[Problem to work on] Turn the rows from the first one through the one containing "spare-tire (889, 913, 935, 959)", inclusive, into a numbered list, omitting any blank lines.

======== Data for the task

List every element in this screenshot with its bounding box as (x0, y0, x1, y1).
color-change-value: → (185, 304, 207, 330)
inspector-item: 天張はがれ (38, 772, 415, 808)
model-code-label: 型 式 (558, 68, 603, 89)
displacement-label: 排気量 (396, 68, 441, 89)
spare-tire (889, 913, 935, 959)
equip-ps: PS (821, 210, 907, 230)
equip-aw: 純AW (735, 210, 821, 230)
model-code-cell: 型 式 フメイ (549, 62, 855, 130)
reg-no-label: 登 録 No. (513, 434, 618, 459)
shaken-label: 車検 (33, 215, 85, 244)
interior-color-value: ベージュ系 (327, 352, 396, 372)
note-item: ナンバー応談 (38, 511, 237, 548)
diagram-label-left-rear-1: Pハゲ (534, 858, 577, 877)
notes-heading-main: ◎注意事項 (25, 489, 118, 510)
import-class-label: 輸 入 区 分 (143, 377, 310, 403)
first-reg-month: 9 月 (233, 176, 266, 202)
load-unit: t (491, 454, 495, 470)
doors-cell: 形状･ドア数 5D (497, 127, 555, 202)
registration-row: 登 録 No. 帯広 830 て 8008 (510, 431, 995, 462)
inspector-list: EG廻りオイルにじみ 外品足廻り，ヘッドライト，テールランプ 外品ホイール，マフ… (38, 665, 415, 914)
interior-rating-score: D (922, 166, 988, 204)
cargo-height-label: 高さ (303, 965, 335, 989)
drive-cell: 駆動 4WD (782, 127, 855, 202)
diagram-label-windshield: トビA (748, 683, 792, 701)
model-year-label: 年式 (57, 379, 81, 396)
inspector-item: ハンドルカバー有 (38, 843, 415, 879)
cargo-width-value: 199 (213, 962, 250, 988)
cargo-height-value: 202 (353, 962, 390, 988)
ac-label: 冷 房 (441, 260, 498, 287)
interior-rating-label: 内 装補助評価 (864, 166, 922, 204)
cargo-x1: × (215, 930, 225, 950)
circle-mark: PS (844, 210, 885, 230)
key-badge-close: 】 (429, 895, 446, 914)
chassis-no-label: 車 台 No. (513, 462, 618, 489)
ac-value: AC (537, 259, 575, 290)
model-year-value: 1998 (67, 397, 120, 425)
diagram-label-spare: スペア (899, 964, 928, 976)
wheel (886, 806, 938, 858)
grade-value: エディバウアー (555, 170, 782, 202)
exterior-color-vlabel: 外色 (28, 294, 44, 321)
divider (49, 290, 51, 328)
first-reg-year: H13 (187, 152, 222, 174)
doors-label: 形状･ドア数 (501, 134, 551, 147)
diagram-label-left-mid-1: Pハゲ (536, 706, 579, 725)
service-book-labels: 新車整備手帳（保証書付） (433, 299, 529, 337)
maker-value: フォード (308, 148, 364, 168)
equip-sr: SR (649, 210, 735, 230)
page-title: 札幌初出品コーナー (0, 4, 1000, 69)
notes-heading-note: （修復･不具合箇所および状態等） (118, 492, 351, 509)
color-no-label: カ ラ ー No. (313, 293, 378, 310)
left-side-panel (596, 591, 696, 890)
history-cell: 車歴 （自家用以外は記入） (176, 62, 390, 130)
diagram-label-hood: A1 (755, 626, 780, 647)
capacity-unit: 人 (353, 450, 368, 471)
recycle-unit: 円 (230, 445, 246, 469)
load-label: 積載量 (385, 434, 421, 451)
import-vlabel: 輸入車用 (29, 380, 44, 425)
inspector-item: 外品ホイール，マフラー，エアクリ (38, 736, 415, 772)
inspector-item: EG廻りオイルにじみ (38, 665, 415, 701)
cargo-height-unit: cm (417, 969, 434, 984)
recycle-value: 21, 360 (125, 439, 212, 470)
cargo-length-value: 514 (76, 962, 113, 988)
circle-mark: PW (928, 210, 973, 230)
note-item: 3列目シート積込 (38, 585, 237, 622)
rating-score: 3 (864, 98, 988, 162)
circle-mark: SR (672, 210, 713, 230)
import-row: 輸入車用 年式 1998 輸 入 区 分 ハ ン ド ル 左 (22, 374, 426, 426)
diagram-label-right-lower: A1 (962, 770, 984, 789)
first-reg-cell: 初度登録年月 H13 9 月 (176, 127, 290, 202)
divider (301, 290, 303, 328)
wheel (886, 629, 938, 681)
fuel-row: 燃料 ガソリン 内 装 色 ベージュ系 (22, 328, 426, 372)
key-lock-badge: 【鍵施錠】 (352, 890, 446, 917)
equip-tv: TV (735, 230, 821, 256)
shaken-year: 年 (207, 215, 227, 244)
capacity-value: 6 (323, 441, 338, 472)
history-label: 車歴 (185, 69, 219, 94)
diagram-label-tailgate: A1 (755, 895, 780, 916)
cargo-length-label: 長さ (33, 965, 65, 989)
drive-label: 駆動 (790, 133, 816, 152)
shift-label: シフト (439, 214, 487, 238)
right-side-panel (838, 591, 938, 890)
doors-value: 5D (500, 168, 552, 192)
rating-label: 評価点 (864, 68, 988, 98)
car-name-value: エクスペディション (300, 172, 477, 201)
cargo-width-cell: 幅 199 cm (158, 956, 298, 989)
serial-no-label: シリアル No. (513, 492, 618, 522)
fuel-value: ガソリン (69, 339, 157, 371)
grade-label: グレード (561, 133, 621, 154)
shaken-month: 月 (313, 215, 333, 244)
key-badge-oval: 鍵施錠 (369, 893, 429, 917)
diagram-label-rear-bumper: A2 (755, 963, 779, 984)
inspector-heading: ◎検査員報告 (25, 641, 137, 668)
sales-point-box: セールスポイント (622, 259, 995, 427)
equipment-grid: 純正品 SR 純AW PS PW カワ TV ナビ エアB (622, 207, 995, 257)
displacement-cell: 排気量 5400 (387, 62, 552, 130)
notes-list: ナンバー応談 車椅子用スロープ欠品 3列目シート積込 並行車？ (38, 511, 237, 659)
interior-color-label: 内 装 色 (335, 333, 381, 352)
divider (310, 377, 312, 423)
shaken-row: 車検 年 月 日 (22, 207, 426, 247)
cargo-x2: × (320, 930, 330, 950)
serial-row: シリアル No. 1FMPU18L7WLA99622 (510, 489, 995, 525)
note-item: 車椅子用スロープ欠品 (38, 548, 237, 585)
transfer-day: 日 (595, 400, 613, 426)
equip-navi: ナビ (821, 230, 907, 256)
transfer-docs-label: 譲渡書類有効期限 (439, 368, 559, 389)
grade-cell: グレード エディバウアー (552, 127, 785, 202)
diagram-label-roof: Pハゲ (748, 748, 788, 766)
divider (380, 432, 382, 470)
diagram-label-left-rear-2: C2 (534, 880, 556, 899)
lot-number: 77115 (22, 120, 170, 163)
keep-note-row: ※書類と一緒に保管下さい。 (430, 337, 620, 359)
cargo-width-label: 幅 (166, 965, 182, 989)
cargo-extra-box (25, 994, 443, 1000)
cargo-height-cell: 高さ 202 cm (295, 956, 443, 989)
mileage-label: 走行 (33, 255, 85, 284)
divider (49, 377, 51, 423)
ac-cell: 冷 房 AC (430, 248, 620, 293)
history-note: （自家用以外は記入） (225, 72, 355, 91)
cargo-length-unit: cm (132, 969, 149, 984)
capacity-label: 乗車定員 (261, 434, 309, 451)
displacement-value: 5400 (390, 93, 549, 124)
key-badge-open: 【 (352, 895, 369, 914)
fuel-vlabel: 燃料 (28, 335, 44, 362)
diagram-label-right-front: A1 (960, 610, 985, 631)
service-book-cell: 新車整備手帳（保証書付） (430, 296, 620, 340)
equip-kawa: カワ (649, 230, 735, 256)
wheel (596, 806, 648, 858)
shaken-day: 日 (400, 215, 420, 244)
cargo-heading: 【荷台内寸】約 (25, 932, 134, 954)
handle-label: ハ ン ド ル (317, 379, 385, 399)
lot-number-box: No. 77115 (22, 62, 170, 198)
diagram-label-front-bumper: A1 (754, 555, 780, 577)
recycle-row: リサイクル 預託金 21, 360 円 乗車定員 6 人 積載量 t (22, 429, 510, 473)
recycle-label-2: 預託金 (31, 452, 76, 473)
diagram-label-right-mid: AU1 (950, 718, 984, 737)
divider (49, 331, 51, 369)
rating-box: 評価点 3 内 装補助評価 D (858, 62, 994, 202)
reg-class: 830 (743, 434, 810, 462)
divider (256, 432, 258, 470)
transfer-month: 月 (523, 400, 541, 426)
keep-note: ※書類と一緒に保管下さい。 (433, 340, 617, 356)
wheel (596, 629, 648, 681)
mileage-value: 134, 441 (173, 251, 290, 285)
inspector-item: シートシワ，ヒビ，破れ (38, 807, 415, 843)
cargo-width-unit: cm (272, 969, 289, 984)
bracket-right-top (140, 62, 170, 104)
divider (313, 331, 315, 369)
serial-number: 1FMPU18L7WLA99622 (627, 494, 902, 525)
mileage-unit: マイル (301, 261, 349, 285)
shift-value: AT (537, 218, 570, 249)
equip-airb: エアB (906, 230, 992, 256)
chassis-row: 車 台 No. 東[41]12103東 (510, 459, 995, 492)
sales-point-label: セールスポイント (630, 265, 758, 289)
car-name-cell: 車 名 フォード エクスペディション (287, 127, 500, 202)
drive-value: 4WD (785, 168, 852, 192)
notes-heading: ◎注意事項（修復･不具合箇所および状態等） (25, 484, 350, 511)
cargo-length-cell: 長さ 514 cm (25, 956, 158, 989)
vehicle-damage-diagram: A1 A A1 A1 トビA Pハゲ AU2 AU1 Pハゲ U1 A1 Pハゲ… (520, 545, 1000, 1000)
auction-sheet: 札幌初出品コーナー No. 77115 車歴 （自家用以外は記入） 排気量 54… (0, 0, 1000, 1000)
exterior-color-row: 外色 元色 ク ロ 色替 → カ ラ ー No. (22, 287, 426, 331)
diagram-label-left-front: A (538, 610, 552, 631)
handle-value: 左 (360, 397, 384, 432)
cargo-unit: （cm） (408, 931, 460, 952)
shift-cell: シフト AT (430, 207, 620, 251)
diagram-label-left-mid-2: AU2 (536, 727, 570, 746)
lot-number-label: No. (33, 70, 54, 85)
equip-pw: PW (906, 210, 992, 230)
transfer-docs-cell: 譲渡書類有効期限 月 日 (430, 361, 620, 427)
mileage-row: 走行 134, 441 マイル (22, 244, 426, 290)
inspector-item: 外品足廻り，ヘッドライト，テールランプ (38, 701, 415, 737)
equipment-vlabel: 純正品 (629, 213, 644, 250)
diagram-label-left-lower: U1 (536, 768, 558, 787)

================

[Output below]
1. List every element in this screenshot with its bounding box as (x0, y0, x1, y1).
2. color-change-value: → (185, 304, 207, 330)
3. inspector-item: 天張はがれ (38, 772, 415, 808)
4. model-code-label: 型 式 (558, 68, 603, 89)
5. displacement-label: 排気量 (396, 68, 441, 89)
6. spare-tire (889, 913, 935, 959)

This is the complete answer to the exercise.